Omit every image, and transcribe the remaining entries exactly as given.

++++ Supplied records

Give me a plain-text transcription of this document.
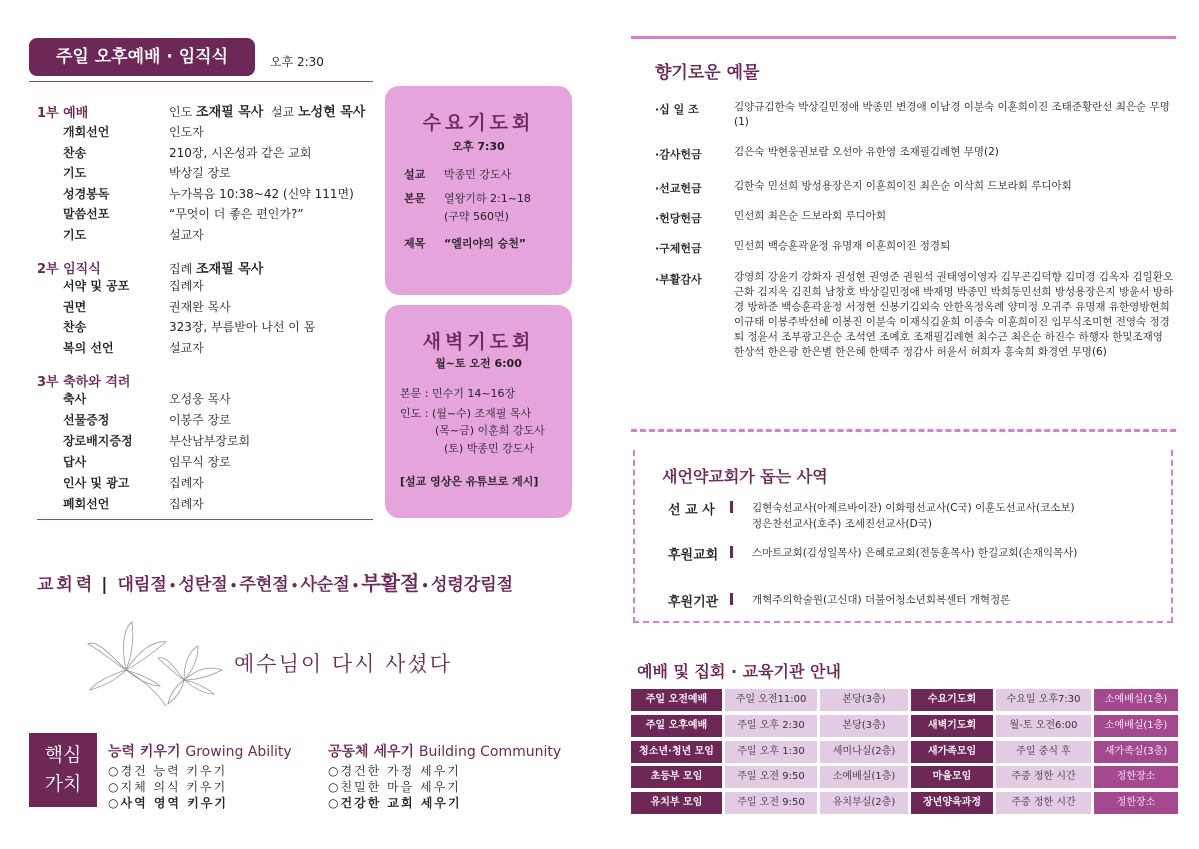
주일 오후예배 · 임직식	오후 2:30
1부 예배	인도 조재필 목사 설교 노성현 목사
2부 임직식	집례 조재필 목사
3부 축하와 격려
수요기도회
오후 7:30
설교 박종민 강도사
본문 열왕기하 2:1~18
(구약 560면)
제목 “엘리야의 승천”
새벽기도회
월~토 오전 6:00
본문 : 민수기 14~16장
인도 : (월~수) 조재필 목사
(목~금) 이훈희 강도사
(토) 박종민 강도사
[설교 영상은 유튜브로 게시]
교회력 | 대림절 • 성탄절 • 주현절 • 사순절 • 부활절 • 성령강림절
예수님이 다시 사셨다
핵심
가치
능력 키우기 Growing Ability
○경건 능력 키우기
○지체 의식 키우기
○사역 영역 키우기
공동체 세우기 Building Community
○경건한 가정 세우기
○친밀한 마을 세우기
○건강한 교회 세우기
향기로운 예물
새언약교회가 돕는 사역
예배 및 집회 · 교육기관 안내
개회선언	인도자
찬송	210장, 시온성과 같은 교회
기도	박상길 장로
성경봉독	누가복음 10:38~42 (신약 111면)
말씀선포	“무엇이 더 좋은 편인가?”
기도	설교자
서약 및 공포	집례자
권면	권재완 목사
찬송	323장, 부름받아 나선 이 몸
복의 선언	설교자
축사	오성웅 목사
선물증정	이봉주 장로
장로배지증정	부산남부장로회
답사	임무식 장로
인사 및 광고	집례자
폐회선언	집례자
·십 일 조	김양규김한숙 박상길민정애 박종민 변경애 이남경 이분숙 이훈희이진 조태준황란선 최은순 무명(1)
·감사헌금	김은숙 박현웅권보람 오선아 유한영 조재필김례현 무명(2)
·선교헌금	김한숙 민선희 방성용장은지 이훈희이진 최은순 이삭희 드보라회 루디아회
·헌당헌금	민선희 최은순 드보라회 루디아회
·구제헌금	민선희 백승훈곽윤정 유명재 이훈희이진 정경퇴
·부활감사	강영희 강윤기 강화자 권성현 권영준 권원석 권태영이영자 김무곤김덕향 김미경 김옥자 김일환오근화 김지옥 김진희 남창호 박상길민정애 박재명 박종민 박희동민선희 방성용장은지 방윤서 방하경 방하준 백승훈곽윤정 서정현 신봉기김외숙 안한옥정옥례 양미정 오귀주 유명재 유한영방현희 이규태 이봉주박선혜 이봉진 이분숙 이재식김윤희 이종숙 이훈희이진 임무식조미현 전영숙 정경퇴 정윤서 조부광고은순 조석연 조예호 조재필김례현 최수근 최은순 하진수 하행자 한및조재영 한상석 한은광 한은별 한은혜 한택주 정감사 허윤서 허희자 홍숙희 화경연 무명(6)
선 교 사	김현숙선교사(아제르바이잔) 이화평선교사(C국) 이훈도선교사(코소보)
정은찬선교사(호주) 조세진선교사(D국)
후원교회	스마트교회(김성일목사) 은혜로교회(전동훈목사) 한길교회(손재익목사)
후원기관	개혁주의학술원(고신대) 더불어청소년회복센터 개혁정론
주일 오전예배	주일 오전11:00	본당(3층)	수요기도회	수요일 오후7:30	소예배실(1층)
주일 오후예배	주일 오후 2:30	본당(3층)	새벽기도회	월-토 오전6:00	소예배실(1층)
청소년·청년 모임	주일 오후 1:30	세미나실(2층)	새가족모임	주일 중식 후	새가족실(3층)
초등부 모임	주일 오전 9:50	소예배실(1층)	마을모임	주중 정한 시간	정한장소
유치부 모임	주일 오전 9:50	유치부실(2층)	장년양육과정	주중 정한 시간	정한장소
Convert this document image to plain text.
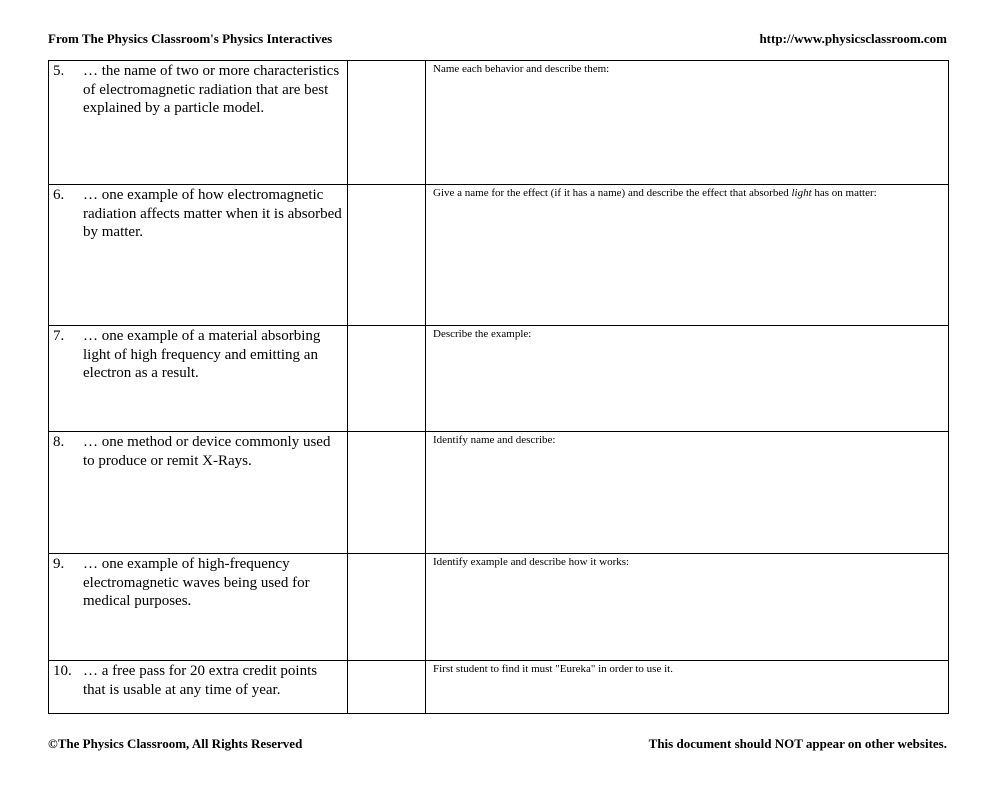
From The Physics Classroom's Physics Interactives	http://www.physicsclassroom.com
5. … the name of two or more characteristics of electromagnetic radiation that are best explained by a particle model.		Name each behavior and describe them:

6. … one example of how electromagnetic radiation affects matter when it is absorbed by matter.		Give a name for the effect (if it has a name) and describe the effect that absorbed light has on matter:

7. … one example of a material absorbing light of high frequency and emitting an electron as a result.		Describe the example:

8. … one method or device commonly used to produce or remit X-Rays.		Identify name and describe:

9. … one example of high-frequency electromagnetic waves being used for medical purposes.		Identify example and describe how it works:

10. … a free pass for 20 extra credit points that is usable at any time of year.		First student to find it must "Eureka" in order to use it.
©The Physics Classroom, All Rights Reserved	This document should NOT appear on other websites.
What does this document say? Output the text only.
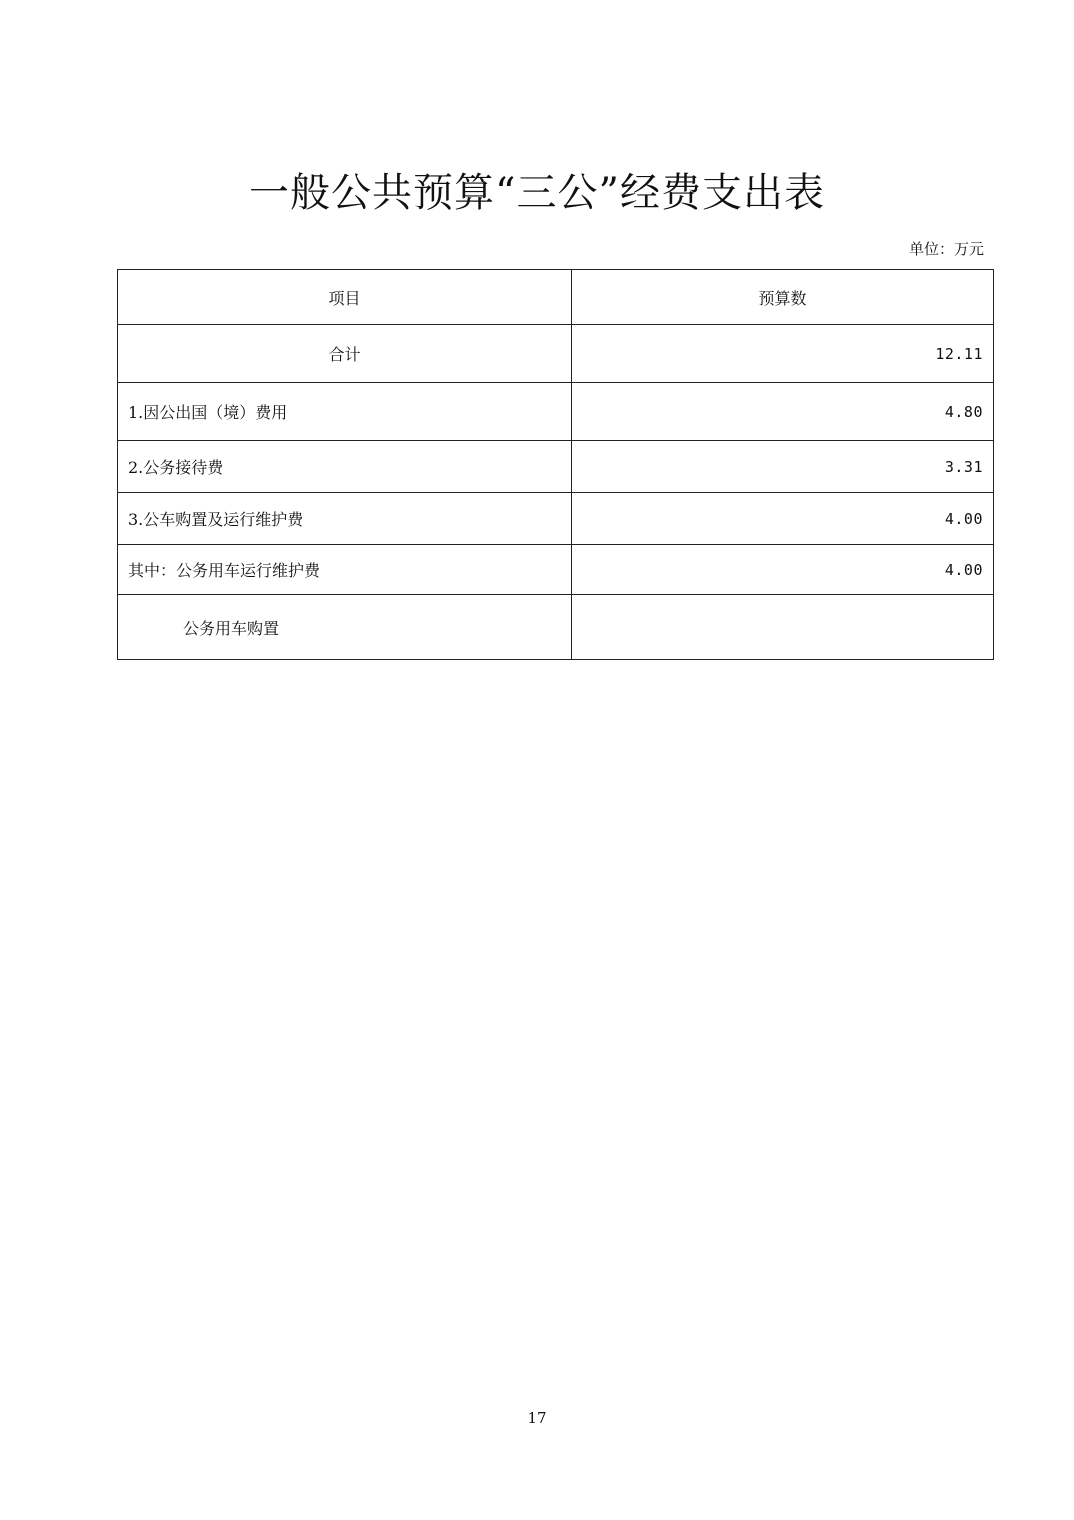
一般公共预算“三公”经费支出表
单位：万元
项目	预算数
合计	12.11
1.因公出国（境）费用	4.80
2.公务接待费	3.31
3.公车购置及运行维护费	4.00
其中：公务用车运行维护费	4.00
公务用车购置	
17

++++++++

# Output of the task
Give me a plain-text transcription of this document.
주일 오후예배 · 임직식	오후 2:30
1부 예배	인도 조재필 목사 설교 노성현 목사
2부 임직식	집례 조재필 목사
3부 축하와 격려
수요기도회
오후 7:30
설교 박종민 강도사
본문 열왕기하 2:1~18
(구약 560면)
제목 “엘리야의 승천”
새벽기도회
월~토 오전 6:00
본문 : 민수기 14~16장
인도 : (월~수) 조재필 목사
(목~금) 이훈희 강도사
(토) 박종민 강도사
[설교 영상은 유튜브로 게시]
교회력 | 대림절 • 성탄절 • 주현절 • 사순절 • 부활절 • 성령강림절
예수님이 다시 사셨다
핵심
가치
능력 키우기 Growing Ability
○경건 능력 키우기
○지체 의식 키우기
○사역 영역 키우기
공동체 세우기 Building Community
○경건한 가정 세우기
○친밀한 마을 세우기
○건강한 교회 세우기
향기로운 예물
새언약교회가 돕는 사역
예배 및 집회 · 교육기관 안내
개회선언	인도자
찬송	210장, 시온성과 같은 교회
기도	박상길 장로
성경봉독	누가복음 10:38~42 (신약 111면)
말씀선포	“무엇이 더 좋은 편인가?”
기도	설교자
서약 및 공포	집례자
권면	권재완 목사
찬송	323장, 부름받아 나선 이 몸
복의 선언	설교자
축사	오성웅 목사
선물증정	이봉주 장로
장로배지증정	부산남부장로회
답사	임무식 장로
인사 및 광고	집례자
폐회선언	집례자
·십 일 조	김양규김한숙 박상길민정애 박종민 변경애 이남경 이분숙 이훈희이진 조태준황란선 최은순 무명(1)
·감사헌금	김은숙 박현웅권보람 오선아 유한영 조재필김례현 무명(2)
·선교헌금	김한숙 민선희 방성용장은지 이훈희이진 최은순 이삭희 드보라회 루디아회
·헌당헌금	민선희 최은순 드보라회 루디아회
·구제헌금	민선희 백승훈곽윤정 유명재 이훈희이진 정경퇴
·부활감사	강영희 강윤기 강화자 권성현 권영준 권원석 권태영이영자 김무곤김덕향 김미경 김옥자 김일환오근화 김지옥 김진희 남창호 박상길민정애 박재명 박종민 박희동민선희 방성용장은지 방윤서 방하경 방하준 백승훈곽윤정 서정현 신봉기김외숙 안한옥정옥례 양미정 오귀주 유명재 유한영방현희 이규태 이봉주박선혜 이봉진 이분숙 이재식김윤희 이종숙 이훈희이진 임무식조미현 전영숙 정경퇴 정윤서 조부광고은순 조석연 조예호 조재필김례현 최수근 최은순 하진수 하행자 한및조재영 한상석 한은광 한은별 한은혜 한택주 정감사 허윤서 허희자 홍숙희 화경연 무명(6)
선 교 사	김현숙선교사(아제르바이잔) 이화평선교사(C국) 이훈도선교사(코소보)
정은찬선교사(호주) 조세진선교사(D국)
후원교회	스마트교회(김성일목사) 은혜로교회(전동훈목사) 한길교회(손재익목사)
후원기관	개혁주의학술원(고신대) 더불어청소년회복센터 개혁정론
주일 오전예배	주일 오전11:00	본당(3층)	수요기도회	수요일 오후7:30	소예배실(1층)
주일 오후예배	주일 오후 2:30	본당(3층)	새벽기도회	월-토 오전6:00	소예배실(1층)
청소년·청년 모임	주일 오후 1:30	세미나실(2층)	새가족모임	주일 중식 후	새가족실(3층)
초등부 모임	주일 오전 9:50	소예배실(1층)	마을모임	주중 정한 시간	정한장소
유치부 모임	주일 오전 9:50	유치부실(2층)	장년양육과정	주중 정한 시간	정한장소
Convert this document image to plain text.
From The Physics Classroom's Physics Interactives	http://www.physicsclassroom.com
5. … the name of two or more characteristics of electromagnetic radiation that are best explained by a particle model.		Name each behavior and describe them:

6. … one example of how electromagnetic radiation affects matter when it is absorbed by matter.		Give a name for the effect (if it has a name) and describe the effect that absorbed light has on matter:

7. … one example of a material absorbing light of high frequency and emitting an electron as a result.		Describe the example:

8. … one method or device commonly used to produce or remit X-Rays.		Identify name and describe:

9. … one example of high-frequency electromagnetic waves being used for medical purposes.		Identify example and describe how it works:

10. … a free pass for 20 extra credit points that is usable at any time of year.		First student to find it must "Eureka" in order to use it.
©The Physics Classroom, All Rights Reserved	This document should NOT appear on other websites.
What does this document say? Output the text only.
一般公共预算“三公”经费支出表
单位：万元
项目	预算数
合计	12.11
1.因公出国（境）费用	4.80
2.公务接待费	3.31
3.公车购置及运行维护费	4.00
其中：公务用车运行维护费	4.00
公务用车购置	
17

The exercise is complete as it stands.